> **DIRECTIONS**: Please print every record below exactly as it appears.

> **INPUT ROWS**:
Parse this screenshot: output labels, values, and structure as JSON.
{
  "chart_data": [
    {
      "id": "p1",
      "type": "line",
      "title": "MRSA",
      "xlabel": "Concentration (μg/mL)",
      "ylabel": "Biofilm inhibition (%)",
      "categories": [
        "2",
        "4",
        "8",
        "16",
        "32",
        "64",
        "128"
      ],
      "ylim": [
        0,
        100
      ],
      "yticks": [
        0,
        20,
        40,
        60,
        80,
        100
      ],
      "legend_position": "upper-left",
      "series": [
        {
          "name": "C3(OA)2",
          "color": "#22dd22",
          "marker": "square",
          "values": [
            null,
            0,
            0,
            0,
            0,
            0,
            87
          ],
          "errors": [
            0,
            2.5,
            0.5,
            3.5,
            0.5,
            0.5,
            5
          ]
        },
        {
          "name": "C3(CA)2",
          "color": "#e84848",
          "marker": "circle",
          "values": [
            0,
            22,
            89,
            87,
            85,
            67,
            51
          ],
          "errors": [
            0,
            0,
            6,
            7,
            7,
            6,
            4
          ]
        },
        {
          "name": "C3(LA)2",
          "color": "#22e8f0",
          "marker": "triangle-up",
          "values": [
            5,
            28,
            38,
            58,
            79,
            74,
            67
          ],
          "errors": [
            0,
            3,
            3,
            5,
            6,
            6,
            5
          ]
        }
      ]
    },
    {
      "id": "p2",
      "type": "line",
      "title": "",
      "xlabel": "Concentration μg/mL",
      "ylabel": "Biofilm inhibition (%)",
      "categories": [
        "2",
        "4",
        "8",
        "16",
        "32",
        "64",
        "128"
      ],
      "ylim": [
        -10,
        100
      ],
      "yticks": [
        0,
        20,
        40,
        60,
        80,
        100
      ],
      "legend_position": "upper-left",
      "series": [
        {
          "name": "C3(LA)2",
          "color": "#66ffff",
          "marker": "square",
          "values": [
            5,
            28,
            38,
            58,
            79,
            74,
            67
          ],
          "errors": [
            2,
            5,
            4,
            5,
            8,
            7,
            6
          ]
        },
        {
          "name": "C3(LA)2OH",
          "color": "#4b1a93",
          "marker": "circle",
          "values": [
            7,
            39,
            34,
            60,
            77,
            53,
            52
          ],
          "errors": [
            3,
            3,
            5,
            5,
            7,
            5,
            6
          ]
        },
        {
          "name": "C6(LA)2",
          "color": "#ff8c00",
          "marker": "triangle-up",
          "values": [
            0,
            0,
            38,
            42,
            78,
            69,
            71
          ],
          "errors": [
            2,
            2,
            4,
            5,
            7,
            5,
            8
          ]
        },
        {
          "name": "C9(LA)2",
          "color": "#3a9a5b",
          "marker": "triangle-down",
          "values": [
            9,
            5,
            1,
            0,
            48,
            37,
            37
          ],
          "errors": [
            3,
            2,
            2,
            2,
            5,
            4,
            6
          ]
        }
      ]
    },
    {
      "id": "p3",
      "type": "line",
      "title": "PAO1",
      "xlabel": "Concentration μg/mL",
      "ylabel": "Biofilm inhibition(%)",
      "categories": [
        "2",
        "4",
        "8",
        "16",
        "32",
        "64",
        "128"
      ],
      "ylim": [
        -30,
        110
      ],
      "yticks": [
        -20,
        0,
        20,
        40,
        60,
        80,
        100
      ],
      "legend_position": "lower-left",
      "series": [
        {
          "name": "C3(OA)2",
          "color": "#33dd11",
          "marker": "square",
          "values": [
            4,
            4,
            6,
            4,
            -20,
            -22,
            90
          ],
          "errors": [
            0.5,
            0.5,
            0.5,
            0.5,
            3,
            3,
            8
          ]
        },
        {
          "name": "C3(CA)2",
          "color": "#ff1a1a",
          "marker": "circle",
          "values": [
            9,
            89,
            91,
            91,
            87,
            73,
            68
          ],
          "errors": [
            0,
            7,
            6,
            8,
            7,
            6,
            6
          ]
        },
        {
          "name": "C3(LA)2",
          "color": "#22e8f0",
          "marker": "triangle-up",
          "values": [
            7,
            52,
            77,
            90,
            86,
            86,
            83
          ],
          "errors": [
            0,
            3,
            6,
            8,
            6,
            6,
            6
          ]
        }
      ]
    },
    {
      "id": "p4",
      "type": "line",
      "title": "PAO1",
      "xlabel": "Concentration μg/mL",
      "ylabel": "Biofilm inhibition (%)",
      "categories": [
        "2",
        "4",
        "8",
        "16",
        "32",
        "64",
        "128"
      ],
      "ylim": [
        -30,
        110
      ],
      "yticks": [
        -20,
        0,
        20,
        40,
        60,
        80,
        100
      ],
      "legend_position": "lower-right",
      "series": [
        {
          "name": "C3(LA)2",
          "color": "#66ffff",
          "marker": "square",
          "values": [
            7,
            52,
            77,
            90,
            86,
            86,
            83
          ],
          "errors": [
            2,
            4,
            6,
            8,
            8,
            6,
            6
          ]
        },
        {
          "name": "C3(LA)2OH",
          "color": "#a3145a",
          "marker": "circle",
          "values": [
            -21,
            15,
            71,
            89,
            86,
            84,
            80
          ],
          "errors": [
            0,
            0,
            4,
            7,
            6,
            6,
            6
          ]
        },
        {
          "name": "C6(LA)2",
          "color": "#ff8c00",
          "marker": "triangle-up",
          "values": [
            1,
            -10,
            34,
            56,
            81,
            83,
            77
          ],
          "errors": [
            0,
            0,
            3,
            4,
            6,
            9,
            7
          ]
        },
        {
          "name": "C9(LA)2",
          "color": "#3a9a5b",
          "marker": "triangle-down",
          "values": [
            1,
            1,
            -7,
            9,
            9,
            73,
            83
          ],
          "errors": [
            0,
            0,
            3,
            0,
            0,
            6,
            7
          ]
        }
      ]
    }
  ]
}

> **TASK SOLUTION**:
Parse this screenshot: output labels, values, and structure as JSON.
{
  "chart_data": [
    {
      "id": "p1",
      "type": "line",
      "title": "MRSA",
      "xlabel": "Concentration (μg/mL)",
      "ylabel": "Biofilm inhibition (%)",
      "categories": [
        "2",
        "4",
        "8",
        "16",
        "32",
        "64",
        "128"
      ],
      "ylim": [
        0,
        100
      ],
      "yticks": [
        0,
        20,
        40,
        60,
        80,
        100
      ],
      "legend_position": "upper-left",
      "series": [
        {
          "name": "C3(OA)2",
          "color": "#22dd22",
          "marker": "square",
          "values": [
            null,
            0,
            0,
            0,
            0,
            0,
            87
          ],
          "errors": [
            0,
            2.5,
            0.5,
            3.5,
            0.5,
            0.5,
            5
          ]
        },
        {
          "name": "C3(CA)2",
          "color": "#e84848",
          "marker": "circle",
          "values": [
            0,
            22,
            89,
            87,
            85,
            67,
            51
          ],
          "errors": [
            0,
            0,
            6,
            7,
            7,
            6,
            4
          ]
        },
        {
          "name": "C3(LA)2",
          "color": "#22e8f0",
          "marker": "triangle-up",
          "values": [
            5,
            28,
            38,
            58,
            79,
            74,
            67
          ],
          "errors": [
            0,
            3,
            3,
            5,
            6,
            6,
            5
          ]
        }
      ]
    },
    {
      "id": "p2",
      "type": "line",
      "title": "",
      "xlabel": "Concentration μg/mL",
      "ylabel": "Biofilm inhibition (%)",
      "categories": [
        "2",
        "4",
        "8",
        "16",
        "32",
        "64",
        "128"
      ],
      "ylim": [
        -10,
        100
      ],
      "yticks": [
        0,
        20,
        40,
        60,
        80,
        100
      ],
      "legend_position": "upper-left",
      "series": [
        {
          "name": "C3(LA)2",
          "color": "#66ffff",
          "marker": "square",
          "values": [
            5,
            28,
            38,
            58,
            79,
            74,
            67
          ],
          "errors": [
            2,
            5,
            4,
            5,
            8,
            7,
            6
          ]
        },
        {
          "name": "C3(LA)2OH",
          "color": "#4b1a93",
          "marker": "circle",
          "values": [
            7,
            39,
            34,
            60,
            77,
            53,
            52
          ],
          "errors": [
            3,
            3,
            5,
            5,
            7,
            5,
            6
          ]
        },
        {
          "name": "C6(LA)2",
          "color": "#ff8c00",
          "marker": "triangle-up",
          "values": [
            0,
            0,
            38,
            42,
            78,
            69,
            71
          ],
          "errors": [
            2,
            2,
            4,
            5,
            7,
            5,
            8
          ]
        },
        {
          "name": "C9(LA)2",
          "color": "#3a9a5b",
          "marker": "triangle-down",
          "values": [
            9,
            5,
            1,
            0,
            48,
            37,
            37
          ],
          "errors": [
            3,
            2,
            2,
            2,
            5,
            4,
            6
          ]
        }
      ]
    },
    {
      "id": "p3",
      "type": "line",
      "title": "PAO1",
      "xlabel": "Concentration μg/mL",
      "ylabel": "Biofilm inhibition(%)",
      "categories": [
        "2",
        "4",
        "8",
        "16",
        "32",
        "64",
        "128"
      ],
      "ylim": [
        -30,
        110
      ],
      "yticks": [
        -20,
        0,
        20,
        40,
        60,
        80,
        100
      ],
      "legend_position": "lower-left",
      "series": [
        {
          "name": "C3(OA)2",
          "color": "#33dd11",
          "marker": "square",
          "values": [
            4,
            4,
            6,
            4,
            -20,
            -22,
            90
          ],
          "errors": [
            0.5,
            0.5,
            0.5,
            0.5,
            3,
            3,
            8
          ]
        },
        {
          "name": "C3(CA)2",
          "color": "#ff1a1a",
          "marker": "circle",
          "values": [
            9,
            89,
            91,
            91,
            87,
            73,
            68
          ],
          "errors": [
            0,
            7,
            6,
            8,
            7,
            6,
            6
          ]
        },
        {
          "name": "C3(LA)2",
          "color": "#22e8f0",
          "marker": "triangle-up",
          "values": [
            7,
            52,
            77,
            90,
            86,
            86,
            83
          ],
          "errors": [
            0,
            3,
            6,
            8,
            6,
            6,
            6
          ]
        }
      ]
    },
    {
      "id": "p4",
      "type": "line",
      "title": "PAO1",
      "xlabel": "Concentration μg/mL",
      "ylabel": "Biofilm inhibition (%)",
      "categories": [
        "2",
        "4",
        "8",
        "16",
        "32",
        "64",
        "128"
      ],
      "ylim": [
        -30,
        110
      ],
      "yticks": [
        -20,
        0,
        20,
        40,
        60,
        80,
        100
      ],
      "legend_position": "lower-right",
      "series": [
        {
          "name": "C3(LA)2",
          "color": "#66ffff",
          "marker": "square",
          "values": [
            7,
            52,
            77,
            90,
            86,
            86,
            83
          ],
          "errors": [
            2,
            4,
            6,
            8,
            8,
            6,
            6
          ]
        },
        {
          "name": "C3(LA)2OH",
          "color": "#a3145a",
          "marker": "circle",
          "values": [
            -21,
            15,
            71,
            89,
            86,
            84,
            80
          ],
          "errors": [
            0,
            0,
            4,
            7,
            6,
            6,
            6
          ]
        },
        {
          "name": "C6(LA)2",
          "color": "#ff8c00",
          "marker": "triangle-up",
          "values": [
            1,
            -10,
            34,
            56,
            81,
            83,
            77
          ],
          "errors": [
            0,
            0,
            3,
            4,
            6,
            9,
            7
          ]
        },
        {
          "name": "C9(LA)2",
          "color": "#3a9a5b",
          "marker": "triangle-down",
          "values": [
            1,
            1,
            -7,
            9,
            9,
            73,
            83
          ],
          "errors": [
            0,
            0,
            3,
            0,
            0,
            6,
            7
          ]
        }
      ]
    }
  ]
}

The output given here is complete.